SHORT TASK: Output as a JSON list of strings the lines between the one containing "- cell-value-label: 30: [1131, 335, 1150, 353]" and the one containing "- cell-value-label: 37: [501, 465, 520, 483]", inclusive, with one string per line and blank lines left out.

Element box annotations:
┌──

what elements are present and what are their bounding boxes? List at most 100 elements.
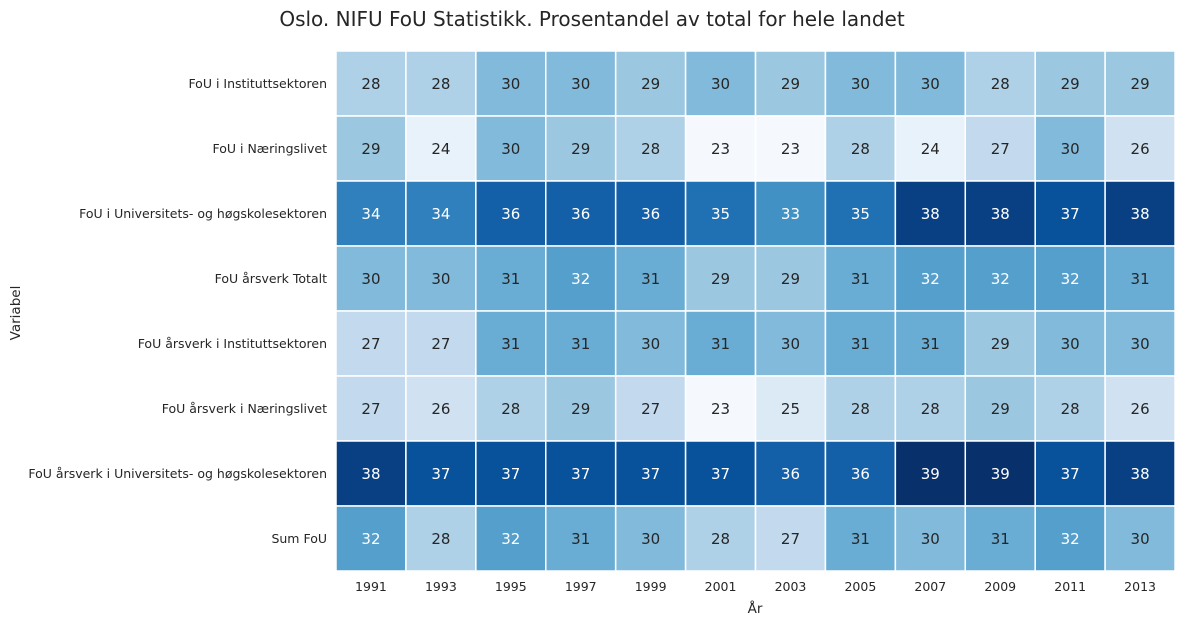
- cell-value-label: 30: [1131, 335, 1150, 353]
- heatmap-cell: [1104, 245, 1176, 312]
- heatmap-cell: [475, 245, 547, 312]
- x-tick-label: 2013: [1124, 579, 1156, 594]
- y-tick-label: FoU i Universitets- og høgskolesektoren: [79, 206, 327, 221]
- cell-value-label: 31: [571, 530, 590, 548]
- cell-value-label: 37: [431, 465, 450, 483]
- x-tick-label: 1993: [425, 579, 457, 594]
- heatmap-cell: [894, 440, 967, 507]
- x-tick-label: 2005: [844, 579, 876, 594]
- heatmap-cell: [335, 375, 407, 442]
- cell-value-label: 37: [1061, 205, 1080, 223]
- cell-value-label: 29: [571, 140, 590, 158]
- cell-value-label: 29: [781, 270, 800, 288]
- heatmap-cell: [405, 310, 477, 377]
- heatmap-cell: [824, 115, 897, 182]
- cell-value-label: 39: [991, 465, 1010, 483]
- heatmap-cell: [964, 245, 1036, 312]
- heatmap-cell: [405, 50, 477, 117]
- heatmap-cell: [894, 115, 967, 182]
- y-tick-label: FoU i Instituttsektoren: [188, 76, 327, 91]
- cell-value-label: 32: [571, 270, 590, 288]
- heatmap-cell: [475, 505, 547, 572]
- cell-value-label: 23: [711, 400, 730, 418]
- x-axis-label: År: [748, 600, 763, 617]
- heatmap-cell: [684, 440, 757, 507]
- heatmap-cell: [824, 310, 897, 377]
- heatmap-cell: [754, 245, 827, 312]
- heatmap-cell: [824, 505, 897, 572]
- cell-value-label: 36: [641, 205, 660, 223]
- cell-value-label: 29: [571, 400, 590, 418]
- heatmap-cell: [614, 505, 687, 572]
- cell-value-label: 24: [921, 140, 940, 158]
- cell-value-label: 30: [921, 530, 940, 548]
- cell-value-label: 37: [501, 465, 520, 483]
- cell-value-label: 36: [781, 465, 800, 483]
- heatmap-cell: [614, 115, 687, 182]
- y-tick-label: FoU årsverk i Universitets- og høgskoles…: [28, 466, 327, 481]
- y-tick-labels: FoU i Instituttsektoren FoU i Næringslive…: [28, 76, 327, 546]
- cell-value-label: 27: [991, 140, 1010, 158]
- heatmap-cells: 28 28 30 30 29 30 29 30 30 28 29 29 29 24 30 29 28 23 23 28…: [335, 50, 1176, 572]
- y-tick-label: FoU i Næringslivet: [212, 141, 327, 156]
- cell-value-label: 28: [501, 400, 520, 418]
- cell-value-label: 30: [711, 75, 730, 93]
- heatmap-cell: [1104, 375, 1176, 442]
- cell-value-label: 38: [991, 205, 1010, 223]
- heatmap-cell: [894, 375, 967, 442]
- heatmap-cell: [964, 375, 1036, 442]
- cell-value-label: 27: [641, 400, 660, 418]
- x-tick-label: 2007: [914, 579, 946, 594]
- heatmap-cell: [545, 375, 617, 442]
- x-tick-label: 1997: [565, 579, 597, 594]
- cell-value-label: 32: [361, 530, 380, 548]
- heatmap-cell: [1104, 50, 1176, 117]
- cell-value-label: 29: [361, 140, 380, 158]
- x-tick-label: 1995: [495, 579, 527, 594]
- cell-value-label: 38: [921, 205, 940, 223]
- cell-value-label: 28: [1061, 400, 1080, 418]
- cell-value-label: 28: [641, 140, 660, 158]
- cell-value-label: 26: [1131, 140, 1150, 158]
- heatmap-cell: [545, 180, 617, 247]
- heatmap-cell: [614, 310, 687, 377]
- cell-value-label: 31: [921, 335, 940, 353]
- heatmap-cell: [475, 310, 547, 377]
- cell-value-label: 32: [501, 530, 520, 548]
- cell-value-label: 28: [851, 400, 870, 418]
- cell-value-label: 31: [571, 335, 590, 353]
- cell-value-label: 31: [501, 335, 520, 353]
- heatmap-cell: [754, 115, 827, 182]
- heatmap-cell: [335, 245, 407, 312]
- cell-value-label: 26: [431, 400, 450, 418]
- x-tick-label: 2001: [705, 579, 737, 594]
- cell-value-label: 28: [711, 530, 730, 548]
- heatmap-cell: [824, 50, 897, 117]
- cell-value-label: 25: [781, 400, 800, 418]
- cell-value-label: 30: [501, 75, 520, 93]
- cell-value-label: 32: [1061, 270, 1080, 288]
- cell-value-label: 28: [431, 75, 450, 93]
- cell-value-label: 38: [1131, 465, 1150, 483]
- cell-value-label: 30: [431, 270, 450, 288]
- heatmap-cell: [754, 180, 827, 247]
- heatmap-cell: [754, 505, 827, 572]
- heatmap-cell: [964, 115, 1036, 182]
- cell-value-label: 31: [711, 335, 730, 353]
- heatmap-cell: [1104, 180, 1176, 247]
- heatmap-cell: [405, 505, 477, 572]
- cell-value-label: 30: [1131, 530, 1150, 548]
- cell-value-label: 37: [641, 465, 660, 483]
- cell-value-label: 28: [431, 530, 450, 548]
- cell-value-label: 28: [361, 75, 380, 93]
- heatmap-cell: [894, 245, 967, 312]
- cell-value-label: 29: [1131, 75, 1150, 93]
- heatmap-cell: [1034, 505, 1106, 572]
- cell-value-label: 30: [921, 75, 940, 93]
- heatmap-cell: [405, 440, 477, 507]
- cell-value-label: 31: [851, 335, 870, 353]
- heatmap-cell: [335, 50, 407, 117]
- cell-value-label: 34: [431, 205, 450, 223]
- heatmap-cell: [545, 115, 617, 182]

└──

TASK RESULT:
[
  "- cell-value-label: 30: [1131, 335, 1150, 353]",
  "- heatmap-cell: [1104, 245, 1176, 312]",
  "- heatmap-cell: [475, 245, 547, 312]",
  "- x-tick-label: 2013: [1124, 579, 1156, 594]",
  "- y-tick-label: FoU i Universitets- og høgskolesektoren: [79, 206, 327, 221]",
  "- cell-value-label: 31: [571, 530, 590, 548]",
  "- cell-value-label: 37: [431, 465, 450, 483]",
  "- x-tick-label: 1993: [425, 579, 457, 594]",
  "- heatmap-cell: [894, 440, 967, 507]",
  "- x-tick-label: 2005: [844, 579, 876, 594]",
  "- heatmap-cell: [335, 375, 407, 442]",
  "- cell-value-label: 37: [1061, 205, 1080, 223]",
  "- cell-value-label: 29: [571, 140, 590, 158]",
  "- cell-value-label: 29: [781, 270, 800, 288]",
  "- heatmap-cell: [405, 310, 477, 377]",
  "- heatmap-cell: [824, 115, 897, 182]",
  "- cell-value-label: 39: [991, 465, 1010, 483]",
  "- heatmap-cell: [964, 245, 1036, 312]",
  "- heatmap-cell: [405, 50, 477, 117]",
  "- heatmap-cell: [894, 115, 967, 182]",
  "- y-tick-label: FoU i Instituttsektoren: [188, 76, 327, 91]",
  "- cell-value-label: 32: [571, 270, 590, 288]",
  "- heatmap-cell: [475, 505, 547, 572]",
  "- cell-value-label: 23: [711, 400, 730, 418]",
  "- x-axis-label: År: [748, 600, 763, 617]",
  "- heatmap-cell: [684, 440, 757, 507]",
  "- heatmap-cell: [824, 310, 897, 377]",
  "- heatmap-cell: [754, 245, 827, 312]",
  "- heatmap-cell: [824, 505, 897, 572]",
  "- cell-value-label: 36: [641, 205, 660, 223]",
  "- cell-value-label: 29: [571, 400, 590, 418]",
  "- heatmap-cell: [614, 505, 687, 572]",
  "- cell-value-label: 24: [921, 140, 940, 158]",
  "- cell-value-label: 30: [921, 530, 940, 548]",
  "- cell-value-label: 37: [501, 465, 520, 483]"
]